DESCRIPTION OF THE TASK: The entries below should be output exactly as written.

☆ ☆ ☆ ☆ ☆

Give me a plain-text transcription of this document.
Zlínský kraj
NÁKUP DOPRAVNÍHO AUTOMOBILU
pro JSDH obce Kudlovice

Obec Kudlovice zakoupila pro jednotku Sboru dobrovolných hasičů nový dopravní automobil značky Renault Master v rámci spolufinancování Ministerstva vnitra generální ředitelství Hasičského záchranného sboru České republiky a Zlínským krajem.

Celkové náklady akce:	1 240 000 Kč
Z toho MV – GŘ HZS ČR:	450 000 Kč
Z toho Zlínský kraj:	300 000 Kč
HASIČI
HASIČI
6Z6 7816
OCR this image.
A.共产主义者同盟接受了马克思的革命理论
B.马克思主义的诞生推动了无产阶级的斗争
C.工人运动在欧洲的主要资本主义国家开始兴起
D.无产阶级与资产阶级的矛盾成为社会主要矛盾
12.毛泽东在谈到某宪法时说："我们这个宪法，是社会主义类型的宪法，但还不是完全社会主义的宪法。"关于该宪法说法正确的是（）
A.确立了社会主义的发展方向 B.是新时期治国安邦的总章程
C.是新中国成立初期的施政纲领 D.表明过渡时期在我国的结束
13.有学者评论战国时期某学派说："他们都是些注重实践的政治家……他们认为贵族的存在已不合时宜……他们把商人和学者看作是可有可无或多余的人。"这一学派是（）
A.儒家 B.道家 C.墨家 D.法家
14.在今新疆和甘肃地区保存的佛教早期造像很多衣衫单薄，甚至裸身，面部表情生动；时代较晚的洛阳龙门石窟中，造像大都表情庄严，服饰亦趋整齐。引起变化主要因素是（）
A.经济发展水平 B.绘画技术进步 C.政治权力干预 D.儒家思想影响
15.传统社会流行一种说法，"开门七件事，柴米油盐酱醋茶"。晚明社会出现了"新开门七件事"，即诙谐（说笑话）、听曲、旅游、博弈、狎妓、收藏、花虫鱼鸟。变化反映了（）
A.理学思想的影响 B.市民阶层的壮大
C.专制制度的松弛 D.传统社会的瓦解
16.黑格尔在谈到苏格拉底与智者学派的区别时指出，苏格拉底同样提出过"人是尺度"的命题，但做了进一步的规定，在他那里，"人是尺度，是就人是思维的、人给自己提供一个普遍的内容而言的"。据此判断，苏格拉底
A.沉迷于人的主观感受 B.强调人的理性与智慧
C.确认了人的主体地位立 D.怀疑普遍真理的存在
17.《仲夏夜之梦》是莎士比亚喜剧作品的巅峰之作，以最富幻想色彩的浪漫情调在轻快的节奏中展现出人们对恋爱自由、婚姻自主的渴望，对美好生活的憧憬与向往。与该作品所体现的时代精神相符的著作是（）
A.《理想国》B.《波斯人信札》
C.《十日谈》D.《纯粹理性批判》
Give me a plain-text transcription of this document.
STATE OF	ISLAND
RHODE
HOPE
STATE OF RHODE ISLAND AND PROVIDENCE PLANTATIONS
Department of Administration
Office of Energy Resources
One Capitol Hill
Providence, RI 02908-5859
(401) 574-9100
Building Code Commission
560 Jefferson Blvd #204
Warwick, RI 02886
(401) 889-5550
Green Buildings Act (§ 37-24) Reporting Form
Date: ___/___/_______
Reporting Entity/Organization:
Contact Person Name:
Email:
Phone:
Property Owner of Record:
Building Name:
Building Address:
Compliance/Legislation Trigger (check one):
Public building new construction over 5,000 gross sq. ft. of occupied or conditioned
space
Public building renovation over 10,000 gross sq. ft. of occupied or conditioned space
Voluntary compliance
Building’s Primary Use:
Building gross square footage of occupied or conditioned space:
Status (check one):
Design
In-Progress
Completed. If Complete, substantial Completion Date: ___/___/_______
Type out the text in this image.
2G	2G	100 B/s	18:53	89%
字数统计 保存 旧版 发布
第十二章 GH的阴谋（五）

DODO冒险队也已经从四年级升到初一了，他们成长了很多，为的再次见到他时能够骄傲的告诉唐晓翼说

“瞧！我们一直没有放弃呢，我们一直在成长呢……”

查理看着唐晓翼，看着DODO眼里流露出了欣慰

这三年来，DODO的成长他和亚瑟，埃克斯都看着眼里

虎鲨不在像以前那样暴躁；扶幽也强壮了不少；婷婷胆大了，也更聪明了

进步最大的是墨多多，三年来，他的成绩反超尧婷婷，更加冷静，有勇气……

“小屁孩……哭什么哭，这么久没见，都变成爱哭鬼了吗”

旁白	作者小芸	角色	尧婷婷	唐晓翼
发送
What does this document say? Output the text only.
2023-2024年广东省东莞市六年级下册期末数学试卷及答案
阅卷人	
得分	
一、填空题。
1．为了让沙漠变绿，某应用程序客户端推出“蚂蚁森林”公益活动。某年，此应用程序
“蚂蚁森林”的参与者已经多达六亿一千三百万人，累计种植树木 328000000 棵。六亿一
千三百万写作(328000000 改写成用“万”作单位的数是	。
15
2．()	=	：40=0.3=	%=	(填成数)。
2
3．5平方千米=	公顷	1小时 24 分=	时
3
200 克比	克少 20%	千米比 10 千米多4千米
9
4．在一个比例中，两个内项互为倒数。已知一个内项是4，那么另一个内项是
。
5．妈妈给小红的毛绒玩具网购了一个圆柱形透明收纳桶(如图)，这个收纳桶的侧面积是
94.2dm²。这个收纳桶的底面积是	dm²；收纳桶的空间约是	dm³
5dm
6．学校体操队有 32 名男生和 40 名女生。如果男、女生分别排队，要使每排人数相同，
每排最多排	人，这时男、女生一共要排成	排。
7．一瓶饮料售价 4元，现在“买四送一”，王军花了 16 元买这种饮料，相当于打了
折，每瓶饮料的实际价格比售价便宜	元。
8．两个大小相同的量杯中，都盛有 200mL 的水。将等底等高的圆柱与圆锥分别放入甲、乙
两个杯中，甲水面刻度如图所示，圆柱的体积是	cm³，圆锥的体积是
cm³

☆ ☆ ☆ ☆ ☆

SOLUTION BELOW:
Give me a plain-text transcription of this document.
Zlínský kraj
NÁKUP DOPRAVNÍHO AUTOMOBILU
pro JSDH obce Kudlovice

Obec Kudlovice zakoupila pro jednotku Sboru dobrovolných hasičů nový dopravní automobil značky Renault Master v rámci spolufinancování Ministerstva vnitra generální ředitelství Hasičského záchranného sboru České republiky a Zlínským krajem.

Celkové náklady akce:	1 240 000 Kč
Z toho MV – GŘ HZS ČR:	450 000 Kč
Z toho Zlínský kraj:	300 000 Kč
HASIČI
HASIČI
6Z6 7816
OCR this image.
A.共产主义者同盟接受了马克思的革命理论
B.马克思主义的诞生推动了无产阶级的斗争
C.工人运动在欧洲的主要资本主义国家开始兴起
D.无产阶级与资产阶级的矛盾成为社会主要矛盾
12.毛泽东在谈到某宪法时说："我们这个宪法，是社会主义类型的宪法，但还不是完全社会主义的宪法。"关于该宪法说法正确的是（）
A.确立了社会主义的发展方向 B.是新时期治国安邦的总章程
C.是新中国成立初期的施政纲领 D.表明过渡时期在我国的结束
13.有学者评论战国时期某学派说："他们都是些注重实践的政治家……他们认为贵族的存在已不合时宜……他们把商人和学者看作是可有可无或多余的人。"这一学派是（）
A.儒家 B.道家 C.墨家 D.法家
14.在今新疆和甘肃地区保存的佛教早期造像很多衣衫单薄，甚至裸身，面部表情生动；时代较晚的洛阳龙门石窟中，造像大都表情庄严，服饰亦趋整齐。引起变化主要因素是（）
A.经济发展水平 B.绘画技术进步 C.政治权力干预 D.儒家思想影响
15.传统社会流行一种说法，"开门七件事，柴米油盐酱醋茶"。晚明社会出现了"新开门七件事"，即诙谐（说笑话）、听曲、旅游、博弈、狎妓、收藏、花虫鱼鸟。变化反映了（）
A.理学思想的影响 B.市民阶层的壮大
C.专制制度的松弛 D.传统社会的瓦解
16.黑格尔在谈到苏格拉底与智者学派的区别时指出，苏格拉底同样提出过"人是尺度"的命题，但做了进一步的规定，在他那里，"人是尺度，是就人是思维的、人给自己提供一个普遍的内容而言的"。据此判断，苏格拉底
A.沉迷于人的主观感受 B.强调人的理性与智慧
C.确认了人的主体地位立 D.怀疑普遍真理的存在
17.《仲夏夜之梦》是莎士比亚喜剧作品的巅峰之作，以最富幻想色彩的浪漫情调在轻快的节奏中展现出人们对恋爱自由、婚姻自主的渴望，对美好生活的憧憬与向往。与该作品所体现的时代精神相符的著作是（）
A.《理想国》B.《波斯人信札》
C.《十日谈》D.《纯粹理性批判》
Give me a plain-text transcription of this document.
STATE OF	ISLAND
RHODE
HOPE
STATE OF RHODE ISLAND AND PROVIDENCE PLANTATIONS
Department of Administration
Office of Energy Resources
One Capitol Hill
Providence, RI 02908-5859
(401) 574-9100
Building Code Commission
560 Jefferson Blvd #204
Warwick, RI 02886
(401) 889-5550
Green Buildings Act (§ 37-24) Reporting Form
Date: ___/___/_______
Reporting Entity/Organization:
Contact Person Name:
Email:
Phone:
Property Owner of Record:
Building Name:
Building Address:
Compliance/Legislation Trigger (check one):
Public building new construction over 5,000 gross sq. ft. of occupied or conditioned
space
Public building renovation over 10,000 gross sq. ft. of occupied or conditioned space
Voluntary compliance
Building’s Primary Use:
Building gross square footage of occupied or conditioned space:
Status (check one):
Design
In-Progress
Completed. If Complete, substantial Completion Date: ___/___/_______
Type out the text in this image.
2G	2G	100 B/s	18:53	89%
字数统计 保存 旧版 发布
第十二章 GH的阴谋（五）

DODO冒险队也已经从四年级升到初一了，他们成长了很多，为的再次见到他时能够骄傲的告诉唐晓翼说

“瞧！我们一直没有放弃呢，我们一直在成长呢……”

查理看着唐晓翼，看着DODO眼里流露出了欣慰

这三年来，DODO的成长他和亚瑟，埃克斯都看着眼里

虎鲨不在像以前那样暴躁；扶幽也强壮了不少；婷婷胆大了，也更聪明了

进步最大的是墨多多，三年来，他的成绩反超尧婷婷，更加冷静，有勇气……

“小屁孩……哭什么哭，这么久没见，都变成爱哭鬼了吗”

旁白	作者小芸	角色	尧婷婷	唐晓翼
发送
What does this document say? Output the text only.
2023-2024年广东省东莞市六年级下册期末数学试卷及答案
阅卷人	
得分	
一、填空题。
1．为了让沙漠变绿，某应用程序客户端推出“蚂蚁森林”公益活动。某年，此应用程序
“蚂蚁森林”的参与者已经多达六亿一千三百万人，累计种植树木 328000000 棵。六亿一
千三百万写作(328000000 改写成用“万”作单位的数是	。
15
2．()	=	：40=0.3=	%=	(填成数)。
2
3．5平方千米=	公顷	1小时 24 分=	时
3
200 克比	克少 20%	千米比 10 千米多4千米
9
4．在一个比例中，两个内项互为倒数。已知一个内项是4，那么另一个内项是
。
5．妈妈给小红的毛绒玩具网购了一个圆柱形透明收纳桶(如图)，这个收纳桶的侧面积是
94.2dm²。这个收纳桶的底面积是	dm²；收纳桶的空间约是	dm³
5dm
6．学校体操队有 32 名男生和 40 名女生。如果男、女生分别排队，要使每排人数相同，
每排最多排	人，这时男、女生一共要排成	排。
7．一瓶饮料售价 4元，现在“买四送一”，王军花了 16 元买这种饮料，相当于打了
折，每瓶饮料的实际价格比售价便宜	元。
8．两个大小相同的量杯中，都盛有 200mL 的水。将等底等高的圆柱与圆锥分别放入甲、乙
两个杯中，甲水面刻度如图所示，圆柱的体积是	cm³，圆锥的体积是
cm³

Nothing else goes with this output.